Задание 1:
В записях от их начала по строку «The bracket 35 is at (685, 910).» включительно замените «platform» на «stage» и приведите этот отрезок, больше ничего в нем не меняя. Изображения в ответ не включайте.

___ Исходный текст ___

Достоверно известно, что в 1823–1824
годах Бальзак постигает премудрости искусства журналистики под
строжайшим надзором тиранов-редакторов. Они зорко следили за ним, при
этом неважно, где он жил: в Вильпаризи, где 10 июня 1824 года его
родители купили дом, который прежде снимали, или в Париже в родительской
квартире на улице Берри, а затем в снимаемой им маленькой каморке на
улице Турнон.
Можно предположить, что в один из
ноябрьских вечеров 1824 года, совсем как у Рафаэля де Валантена из
«Шагреневой кожи», у Бальзака появилось мимолетное желание броситься в
Сену.
Совершенно очевидно, что в 1825 году
Бальзак пребывал в состоянии полного смятения. Да и в последующие годы
он нередко был подвержен подобным приступам отчаяния. Но вскоре он
забывал о неприятностях и вновь упорно продвигался к заветной цели. На
этот раз он задумал нечто значительное… Уединившись на несколько дней,
он собрался с мыслями и сделал наброски к «Трактату о молитве».
Мальбранш говорил: «Внимание есть
молитва Богу». Когда Бальзаку было 20, он много читал Мальбранша. А что,
если Господь рождается, живет и вершит свои дела благодаря нашим
молитвам?
Молитвой, которая просит за нас.
Молитвой, которая заступается за возлюбленное существо.
Молитвой, которая восхваляет Господа, явившегося нам в Откровении.
Молитва, будучи сосредоточением
божественного, в то же самое время представляет собой наше «второе я»,
то есть заключает в себе внешнюю и внутреннюю составляющие мира.
«Трактат о молитве» — это отнюдь не
кредо Бальзака, не приобщение к религии, это всего-навсего выражение
уверенности, что «созидательная лучезарность», духовная энергия
переполняет каждого из нас. Ни в коем случае нельзя давать этой духовной
энергии погаснуть: она одна может объединить человечество и заставить
его двигаться вперед. Это возвышенное благородство одухотворяет пастуха,
задумчиво опирающегося на посох; художника, отдающегося всем сердцем
работе; верующего, пытающегося при помощи молитвы несколько раз в день
установить связь с Господом.
Человек, который постигает сущность
Господа с помощью молитвы, который пытается одухотворить Его именем свое
искусство или просто воспеть Ему хвалу, стремясь к
самосовершенствованию, не заслуживает больших похвал по сравнению со
всеми остальными. Он всего-навсего обнаружил источник, питающий
действительность, в который погружается, даже не измерив предварительно
его глубину.

___

Задание 2:
Где, согласно тексту о Бальзаке, его родители 10 июня 1824 года купили дом, который прежде снимали?

___ Фрагменты записей ___

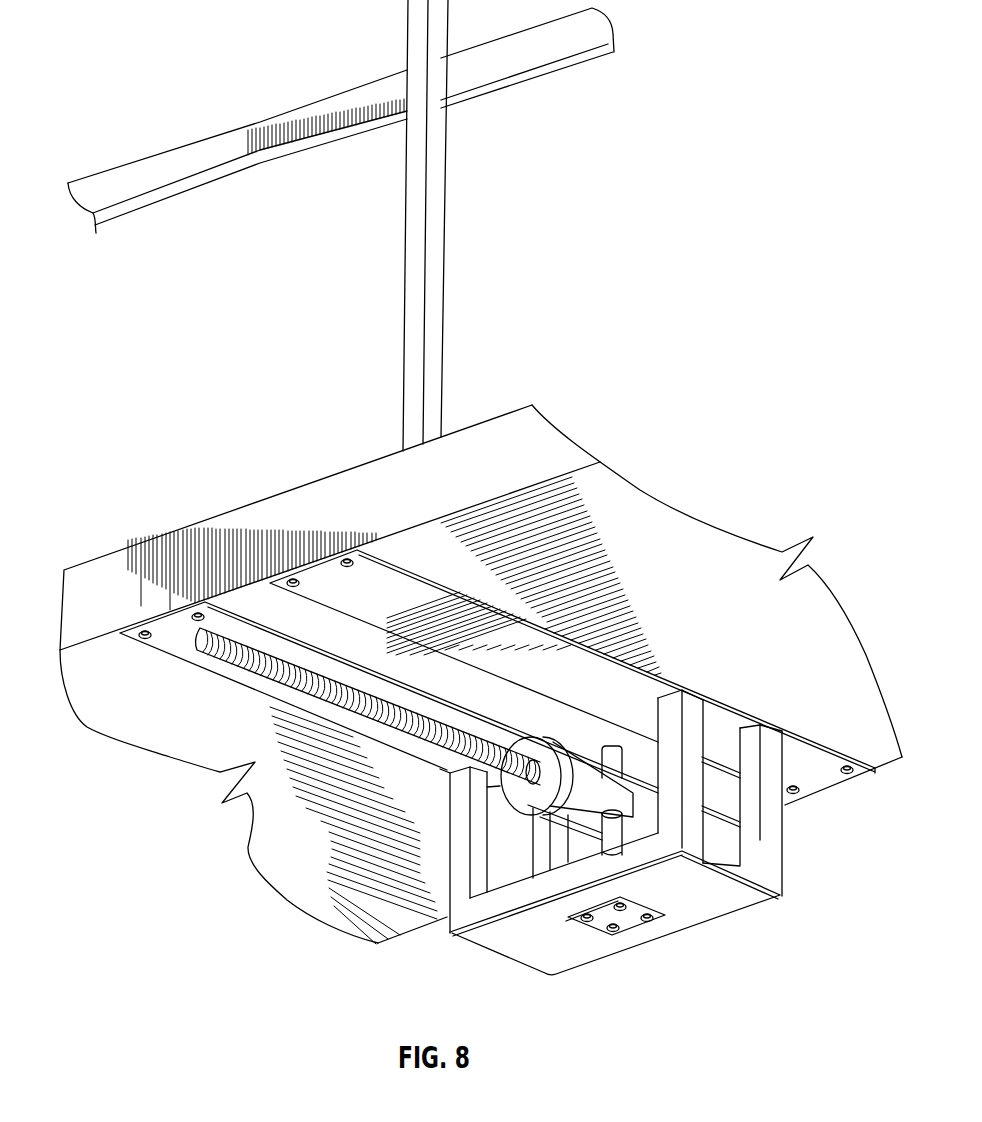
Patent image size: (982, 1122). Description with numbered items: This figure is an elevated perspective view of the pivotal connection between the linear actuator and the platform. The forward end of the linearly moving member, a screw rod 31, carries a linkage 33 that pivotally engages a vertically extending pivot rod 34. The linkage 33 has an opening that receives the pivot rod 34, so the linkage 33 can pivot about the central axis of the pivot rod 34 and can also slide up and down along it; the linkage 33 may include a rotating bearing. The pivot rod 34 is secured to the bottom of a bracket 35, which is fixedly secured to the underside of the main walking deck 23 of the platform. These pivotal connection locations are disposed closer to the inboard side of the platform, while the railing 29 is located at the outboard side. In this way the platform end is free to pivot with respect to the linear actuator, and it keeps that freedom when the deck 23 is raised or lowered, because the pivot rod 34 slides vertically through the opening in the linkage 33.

The main walking deck 23 is at (92, 688).
The railing 29 is at (441, 263).
The screw rod 31 is at (255, 672).
The linkage 33 is at (585, 795).
The pivot rod 34 is at (607, 748).
The bracket 35 is at (685, 910).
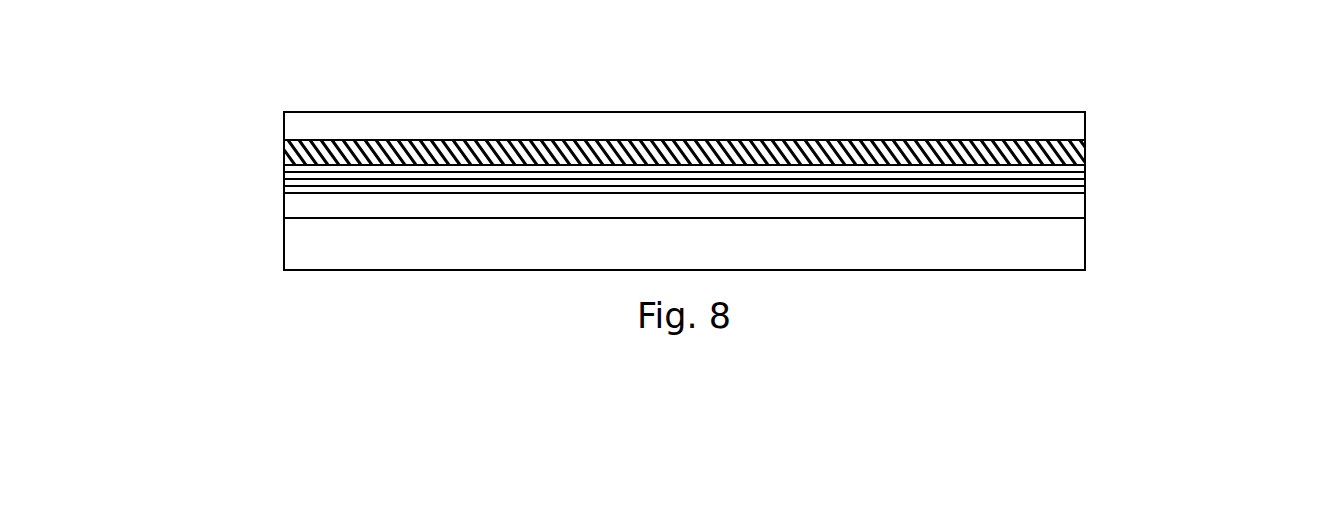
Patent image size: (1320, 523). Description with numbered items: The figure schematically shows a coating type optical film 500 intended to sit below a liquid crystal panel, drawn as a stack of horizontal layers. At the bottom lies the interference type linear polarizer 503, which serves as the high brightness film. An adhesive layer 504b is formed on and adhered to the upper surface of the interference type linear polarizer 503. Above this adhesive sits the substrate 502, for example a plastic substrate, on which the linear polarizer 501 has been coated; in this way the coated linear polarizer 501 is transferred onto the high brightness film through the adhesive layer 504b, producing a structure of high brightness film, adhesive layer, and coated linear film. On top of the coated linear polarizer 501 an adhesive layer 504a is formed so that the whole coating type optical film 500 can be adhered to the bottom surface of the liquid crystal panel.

The coating type optical film 500 is at (1238, 208).
The linear polarizer 501 is at (1082, 155).
The substrate 502 is at (1080, 179).
The interference type linear polarizer 503 is at (1075, 243).
The adhesive layer 504a is at (298, 127).
The adhesive layer 504b is at (303, 207).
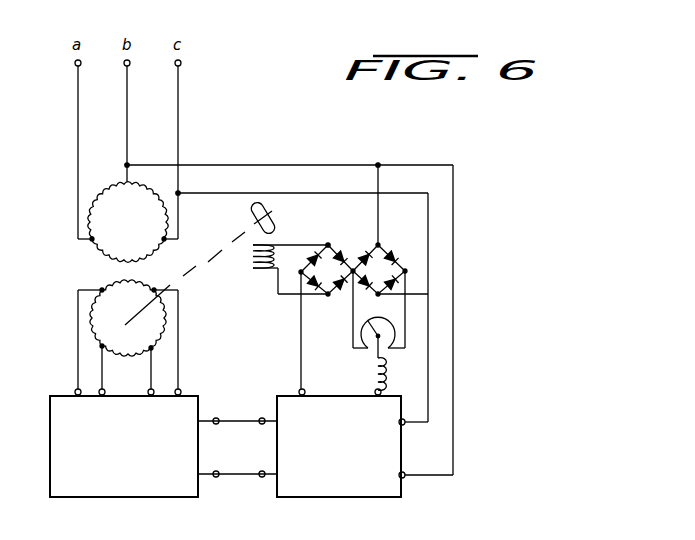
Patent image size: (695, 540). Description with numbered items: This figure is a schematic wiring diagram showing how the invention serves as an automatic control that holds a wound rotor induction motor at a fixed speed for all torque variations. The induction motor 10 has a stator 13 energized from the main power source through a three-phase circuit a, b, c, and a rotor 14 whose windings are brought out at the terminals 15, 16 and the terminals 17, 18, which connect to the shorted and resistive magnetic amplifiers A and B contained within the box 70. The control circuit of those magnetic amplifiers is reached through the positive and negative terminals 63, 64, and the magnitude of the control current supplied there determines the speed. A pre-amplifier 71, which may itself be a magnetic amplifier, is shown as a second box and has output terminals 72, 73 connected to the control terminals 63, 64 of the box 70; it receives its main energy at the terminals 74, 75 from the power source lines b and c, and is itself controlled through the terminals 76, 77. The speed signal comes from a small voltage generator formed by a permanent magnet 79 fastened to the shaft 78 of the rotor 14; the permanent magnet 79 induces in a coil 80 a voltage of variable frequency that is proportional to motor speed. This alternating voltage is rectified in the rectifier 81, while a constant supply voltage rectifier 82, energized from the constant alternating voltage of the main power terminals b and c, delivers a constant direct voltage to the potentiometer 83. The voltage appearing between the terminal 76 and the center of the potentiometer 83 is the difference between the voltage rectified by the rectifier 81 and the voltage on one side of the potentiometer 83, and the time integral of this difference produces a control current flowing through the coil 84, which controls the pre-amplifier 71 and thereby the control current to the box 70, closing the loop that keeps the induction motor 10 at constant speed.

The induction motor 10 is at (93, 280).
The stator 13 is at (105, 203).
The rotor 14 is at (92, 329).
The terminal 15 is at (75, 389).
The terminal 16 is at (148, 389).
The terminal 17 is at (176, 389).
The terminal 18 is at (100, 389).
The terminal 63 is at (224, 410).
The terminal 64 is at (218, 470).
The box 70 is at (128, 498).
The pre-amplifier 71 is at (330, 498).
The output terminal 72 is at (268, 410).
The output terminal 73 is at (263, 470).
The terminal 74 is at (405, 419).
The terminal 75 is at (405, 472).
The terminal 76 is at (308, 392).
The terminal 77 is at (384, 392).
The shaft 78 is at (196, 272).
The permanent magnet 79 is at (277, 220).
The coil 80 is at (264, 273).
The rectifier 81 is at (333, 297).
The constant supply voltage rectifier 82 is at (381, 247).
The potentiometer 83 is at (360, 340).
The coil 84 is at (390, 372).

___

Ответ к заданию 1:
Patent image size: (982, 1122). Description with numbered items: This figure is an elevated perspective view of the pivotal connection between the linear actuator and the stage. The forward end of the linearly moving member, a screw rod 31, carries a linkage 33 that pivotally engages a vertically extending pivot rod 34. The linkage 33 has an opening that receives the pivot rod 34, so the linkage 33 can pivot about the central axis of the pivot rod 34 and can also slide up and down along it; the linkage 33 may include a rotating bearing. The pivot rod 34 is secured to the bottom of a bracket 35, which is fixedly secured to the underside of the main walking deck 23 of the stage. These pivotal connection locations are disposed closer to the inboard side of the stage, while the railing 29 is located at the outboard side. In this way the stage end is free to pivot with respect to the linear actuator, and it keeps that freedom when the deck 23 is raised or lowered, because the pivot rod 34 slides vertically through the opening in the linkage 33.

The main walking deck 23 is at (92, 688).
The railing 29 is at (441, 263).
The screw rod 31 is at (255, 672).
The linkage 33 is at (585, 795).
The pivot rod 34 is at (607, 748).
The bracket 35 is at (685, 910).

Ответ к заданию 2:
В Вильпаризи.